Kullanılacak veriler >>
<<<<

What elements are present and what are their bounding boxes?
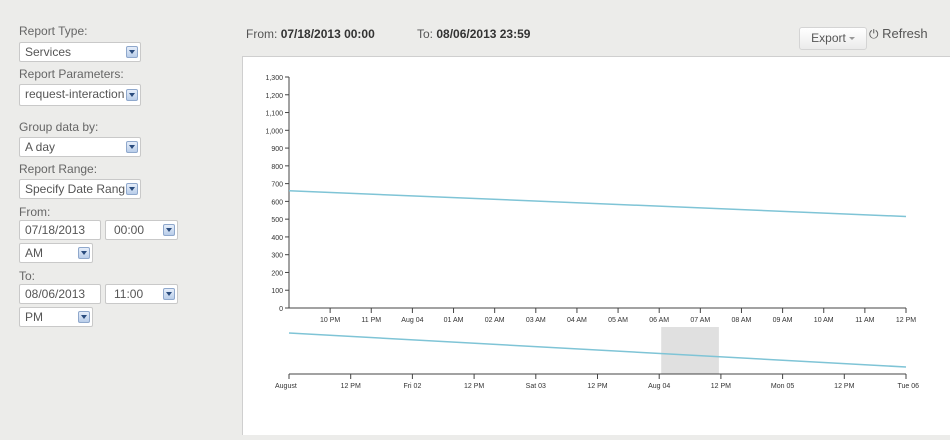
y-tick-label: 500: [271, 217, 283, 224]
series-line: [288, 189, 907, 218]
y-tick-label: 300: [271, 253, 283, 260]
x-tick-label: 09 AM: [773, 317, 793, 324]
from-time-select[interactable]: 00:00: [105, 220, 178, 240]
report-type-select[interactable]: Services: [19, 42, 141, 62]
from-label: From:: [19, 205, 51, 219]
y-tick-label: 1,000: [265, 128, 283, 135]
navigator-series-line: [288, 332, 907, 368]
y-tick-label: 100: [271, 288, 283, 295]
chevron-down-icon: [126, 183, 138, 195]
x-tick-label: Aug 04: [401, 317, 423, 324]
export-label: Export: [811, 31, 846, 45]
y-tick-label: 1,200: [265, 93, 283, 100]
range-from-display: From: 07/18/2013 00:00: [246, 27, 375, 41]
y-tick-label: 0: [279, 306, 283, 313]
report-range-value: Specify Date Rang: [25, 182, 126, 196]
refresh-label: Refresh: [882, 26, 928, 41]
to-date-input[interactable]: 08/06/2013: [19, 284, 101, 304]
report-range-label: Report Range:: [19, 162, 98, 176]
y-tick-label: 200: [271, 270, 283, 277]
navigator-x-tick-label: 12 PM: [834, 383, 854, 390]
group-by-label: Group data by:: [19, 120, 99, 134]
chart-svg: 0 100 200 300 400 500 600 700 800 900 1,000 1,100 1,…: [265, 75, 919, 390]
y-tick-label: 400: [271, 235, 283, 242]
report-options-panel: Report Type: Services Report Parameters:…: [19, 24, 178, 327]
export-button[interactable]: Export: [799, 27, 867, 50]
x-tick-label: 01 AM: [444, 317, 464, 324]
report-parameters-value: request-interaction: [25, 87, 125, 101]
chevron-down-icon: [78, 247, 90, 259]
x-tick-label: 03 AM: [526, 317, 546, 324]
range-from-label: From:: [246, 27, 278, 41]
y-tick-label: 800: [271, 164, 283, 171]
y-tick-label: 1,100: [265, 111, 283, 118]
x-tick-label: 10 PM: [320, 317, 340, 324]
report-type-value: Services: [25, 45, 72, 59]
group-by-select[interactable]: A day: [19, 137, 141, 157]
report-type-label: Report Type:: [19, 24, 88, 38]
x-tick-label: 11 AM: [855, 317, 874, 324]
x-tick-label: 02 AM: [485, 317, 505, 324]
x-tick-label: 10 AM: [814, 317, 834, 324]
x-tick-label: 12 PM: [896, 317, 916, 324]
group-by-value: A day: [25, 140, 56, 154]
x-tick-label: 07 AM: [690, 317, 710, 324]
to-ampm-select[interactable]: PM: [19, 307, 93, 327]
chevron-down-icon: [126, 141, 138, 153]
from-time-value: 00:00: [114, 223, 145, 237]
x-tick-label: 11 PM: [361, 317, 381, 324]
range-to-value: 08/06/2013 23:59: [436, 27, 531, 41]
x-tick-label: 05 AM: [608, 317, 628, 324]
navigator-x-tick-label: Aug 04: [648, 383, 670, 390]
x-tick-label: 04 AM: [567, 317, 587, 324]
x-tick-label: 08 AM: [732, 317, 752, 324]
range-from-value: 07/18/2013 00:00: [280, 27, 375, 41]
from-ampm-value: AM: [25, 246, 43, 260]
navigator-x-tick-label: 12 PM: [464, 383, 484, 390]
navigator-x-tick-label: Fri 02: [403, 383, 421, 390]
chevron-down-icon: [126, 89, 138, 101]
caret-down-icon: [848, 37, 855, 41]
refresh-button[interactable]: ⏻ Refresh: [869, 26, 928, 42]
report-range-select[interactable]: Specify Date Rang: [19, 179, 141, 199]
to-label: To:: [19, 269, 36, 283]
chevron-down-icon: [163, 288, 175, 300]
x-tick-label: 06 AM: [649, 317, 669, 324]
navigator-x-tick-label: Sat 03: [526, 383, 546, 390]
report-parameters-label: Report Parameters:: [19, 67, 124, 81]
navigator-x-tick-label: August: [275, 383, 297, 390]
to-ampm-value: PM: [25, 310, 43, 324]
y-tick-label: 600: [271, 199, 283, 206]
brush-selection: [661, 327, 719, 374]
y-tick-label: 900: [271, 146, 283, 153]
chevron-down-icon: [126, 46, 138, 58]
range-to-label: To:: [417, 27, 434, 41]
from-date-input[interactable]: 07/18/2013: [19, 220, 101, 240]
to-time-value: 11:00: [114, 287, 144, 301]
chevron-down-icon: [78, 311, 90, 323]
navigator-x-tick-label: 12 PM: [711, 383, 731, 390]
navigator-x-tick-label: Mon 05: [771, 383, 794, 390]
y-tick-label: 1,300: [265, 75, 283, 82]
chevron-down-icon: [163, 224, 175, 236]
navigator-x-tick-label: 12 PM: [587, 383, 607, 390]
navigator-x-tick-label: 12 PM: [341, 383, 361, 390]
navigator-x-tick-label: Tue 06: [897, 383, 919, 390]
from-ampm-select[interactable]: AM: [19, 243, 93, 263]
report-parameters-select[interactable]: request-interaction: [19, 84, 141, 106]
refresh-icon: ⏻: [869, 27, 879, 41]
to-time-select[interactable]: 11:00: [105, 284, 178, 304]
chart-panel: 0 100 200 300 400 500 600 700 800 900 1,000 1,100 1,…: [242, 56, 950, 435]
y-tick-label: 700: [271, 182, 283, 189]
range-to-display: To: 08/06/2013 23:59: [417, 27, 530, 41]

>>>>

Görev amacı >> Yukarıdaki kayıtların bütün satırlarını hiçbir şeyi değiştirmeden kopyalayın; resimleri cevaba almayın.

Problemin çözümü >>
What elements are present and what are their bounding boxes?
y-tick-label: 500: [271, 217, 283, 224]
series-line: [288, 189, 907, 218]
y-tick-label: 300: [271, 253, 283, 260]
x-tick-label: 09 AM: [773, 317, 793, 324]
from-time-select[interactable]: 00:00: [105, 220, 178, 240]
report-type-select[interactable]: Services: [19, 42, 141, 62]
from-label: From:: [19, 205, 51, 219]
y-tick-label: 1,000: [265, 128, 283, 135]
navigator-series-line: [288, 332, 907, 368]
y-tick-label: 100: [271, 288, 283, 295]
chevron-down-icon: [126, 183, 138, 195]
x-tick-label: Aug 04: [401, 317, 423, 324]
export-label: Export: [811, 31, 846, 45]
y-tick-label: 1,200: [265, 93, 283, 100]
range-from-display: From: 07/18/2013 00:00: [246, 27, 375, 41]
y-tick-label: 0: [279, 306, 283, 313]
report-range-value: Specify Date Rang: [25, 182, 126, 196]
refresh-label: Refresh: [882, 26, 928, 41]
to-date-input[interactable]: 08/06/2013: [19, 284, 101, 304]
report-range-label: Report Range:: [19, 162, 98, 176]
y-tick-label: 200: [271, 270, 283, 277]
navigator-x-tick-label: 12 PM: [834, 383, 854, 390]
group-by-label: Group data by:: [19, 120, 99, 134]
chart-svg: 0 100 200 300 400 500 600 700 800 900 1,000 1,100 1,…: [265, 75, 919, 390]
y-tick-label: 400: [271, 235, 283, 242]
report-options-panel: Report Type: Services Report Parameters:…: [19, 24, 178, 327]
export-button[interactable]: Export: [799, 27, 867, 50]
x-tick-label: 01 AM: [444, 317, 464, 324]
report-parameters-value: request-interaction: [25, 87, 125, 101]
chevron-down-icon: [78, 247, 90, 259]
x-tick-label: 03 AM: [526, 317, 546, 324]
range-from-label: From:: [246, 27, 278, 41]
y-tick-label: 800: [271, 164, 283, 171]
y-tick-label: 1,100: [265, 111, 283, 118]
x-tick-label: 10 PM: [320, 317, 340, 324]
report-type-value: Services: [25, 45, 72, 59]
group-by-select[interactable]: A day: [19, 137, 141, 157]
report-type-label: Report Type:: [19, 24, 88, 38]
x-tick-label: 11 AM: [855, 317, 874, 324]
x-tick-label: 02 AM: [485, 317, 505, 324]
x-tick-label: 10 AM: [814, 317, 834, 324]
x-tick-label: 12 PM: [896, 317, 916, 324]
group-by-value: A day: [25, 140, 56, 154]
x-tick-label: 07 AM: [690, 317, 710, 324]
to-ampm-select[interactable]: PM: [19, 307, 93, 327]
chevron-down-icon: [126, 141, 138, 153]
from-time-value: 00:00: [114, 223, 145, 237]
x-tick-label: 11 PM: [361, 317, 381, 324]
range-to-value: 08/06/2013 23:59: [436, 27, 531, 41]
x-tick-label: 05 AM: [608, 317, 628, 324]
navigator-x-tick-label: Aug 04: [648, 383, 670, 390]
x-tick-label: 04 AM: [567, 317, 587, 324]
x-tick-label: 08 AM: [732, 317, 752, 324]
range-from-value: 07/18/2013 00:00: [280, 27, 375, 41]
from-ampm-value: AM: [25, 246, 43, 260]
navigator-x-tick-label: 12 PM: [464, 383, 484, 390]
navigator-x-tick-label: Fri 02: [403, 383, 421, 390]
chevron-down-icon: [126, 89, 138, 101]
caret-down-icon: [848, 37, 855, 41]
refresh-button[interactable]: ⏻ Refresh: [869, 26, 928, 42]
report-range-select[interactable]: Specify Date Rang: [19, 179, 141, 199]
to-label: To:: [19, 269, 36, 283]
chevron-down-icon: [163, 288, 175, 300]
x-tick-label: 06 AM: [649, 317, 669, 324]
navigator-x-tick-label: Sat 03: [526, 383, 546, 390]
report-parameters-label: Report Parameters:: [19, 67, 124, 81]
navigator-x-tick-label: August: [275, 383, 297, 390]
to-ampm-value: PM: [25, 310, 43, 324]
y-tick-label: 600: [271, 199, 283, 206]
brush-selection: [661, 327, 719, 374]
y-tick-label: 900: [271, 146, 283, 153]
chevron-down-icon: [126, 46, 138, 58]
range-to-label: To:: [417, 27, 434, 41]
from-date-input[interactable]: 07/18/2013: [19, 220, 101, 240]
to-time-value: 11:00: [114, 287, 144, 301]
chevron-down-icon: [78, 311, 90, 323]
navigator-x-tick-label: 12 PM: [711, 383, 731, 390]
navigator-x-tick-label: Mon 05: [771, 383, 794, 390]
y-tick-label: 1,300: [265, 75, 283, 82]
chevron-down-icon: [163, 224, 175, 236]
navigator-x-tick-label: 12 PM: [587, 383, 607, 390]
navigator-x-tick-label: 12 PM: [341, 383, 361, 390]
navigator-x-tick-label: Tue 06: [897, 383, 919, 390]
from-ampm-select[interactable]: AM: [19, 243, 93, 263]
report-parameters-select[interactable]: request-interaction: [19, 84, 141, 106]
refresh-icon: ⏻: [869, 27, 879, 41]
to-time-select[interactable]: 11:00: [105, 284, 178, 304]
chart-panel: 0 100 200 300 400 500 600 700 800 900 1,000 1,100 1,…: [242, 56, 950, 435]
y-tick-label: 700: [271, 182, 283, 189]
range-to-display: To: 08/06/2013 23:59: [417, 27, 530, 41]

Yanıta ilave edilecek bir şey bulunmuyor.